Stated task — All records below must be retyped exactly.

Extracted information —
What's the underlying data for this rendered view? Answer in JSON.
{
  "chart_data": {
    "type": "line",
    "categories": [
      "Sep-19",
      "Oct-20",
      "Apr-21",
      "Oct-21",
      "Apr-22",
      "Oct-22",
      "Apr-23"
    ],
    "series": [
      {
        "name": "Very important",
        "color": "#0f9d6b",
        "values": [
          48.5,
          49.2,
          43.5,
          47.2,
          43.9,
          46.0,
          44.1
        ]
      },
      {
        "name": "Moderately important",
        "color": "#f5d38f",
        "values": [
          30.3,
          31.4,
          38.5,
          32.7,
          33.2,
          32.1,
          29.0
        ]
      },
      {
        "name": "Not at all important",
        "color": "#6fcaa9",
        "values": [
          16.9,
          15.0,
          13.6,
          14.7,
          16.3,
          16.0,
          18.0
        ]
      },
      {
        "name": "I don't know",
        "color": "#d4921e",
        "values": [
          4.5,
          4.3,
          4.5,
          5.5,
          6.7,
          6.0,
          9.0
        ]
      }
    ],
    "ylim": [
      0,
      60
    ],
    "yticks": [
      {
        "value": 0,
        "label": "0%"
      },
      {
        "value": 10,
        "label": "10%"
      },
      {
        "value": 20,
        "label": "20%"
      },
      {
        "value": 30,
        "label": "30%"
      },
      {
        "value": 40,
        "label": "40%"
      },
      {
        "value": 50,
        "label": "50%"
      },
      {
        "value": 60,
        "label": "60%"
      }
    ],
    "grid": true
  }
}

Exercise solution —
What's the underlying data for this rendered view? Answer in JSON.
{
  "chart_data": {
    "type": "line",
    "categories": [
      "Sep-19",
      "Oct-20",
      "Apr-21",
      "Oct-21",
      "Apr-22",
      "Oct-22",
      "Apr-23"
    ],
    "series": [
      {
        "name": "Very important",
        "color": "#0f9d6b",
        "values": [
          48.5,
          49.2,
          43.5,
          47.2,
          43.9,
          46.0,
          44.1
        ]
      },
      {
        "name": "Moderately important",
        "color": "#f5d38f",
        "values": [
          30.3,
          31.4,
          38.5,
          32.7,
          33.2,
          32.1,
          29.0
        ]
      },
      {
        "name": "Not at all important",
        "color": "#6fcaa9",
        "values": [
          16.9,
          15.0,
          13.6,
          14.7,
          16.3,
          16.0,
          18.0
        ]
      },
      {
        "name": "I don't know",
        "color": "#d4921e",
        "values": [
          4.5,
          4.3,
          4.5,
          5.5,
          6.7,
          6.0,
          9.0
        ]
      }
    ],
    "ylim": [
      0,
      60
    ],
    "yticks": [
      {
        "value": 0,
        "label": "0%"
      },
      {
        "value": 10,
        "label": "10%"
      },
      {
        "value": 20,
        "label": "20%"
      },
      {
        "value": 30,
        "label": "30%"
      },
      {
        "value": 40,
        "label": "40%"
      },
      {
        "value": 50,
        "label": "50%"
      },
      {
        "value": 60,
        "label": "60%"
      }
    ],
    "grid": true
  }
}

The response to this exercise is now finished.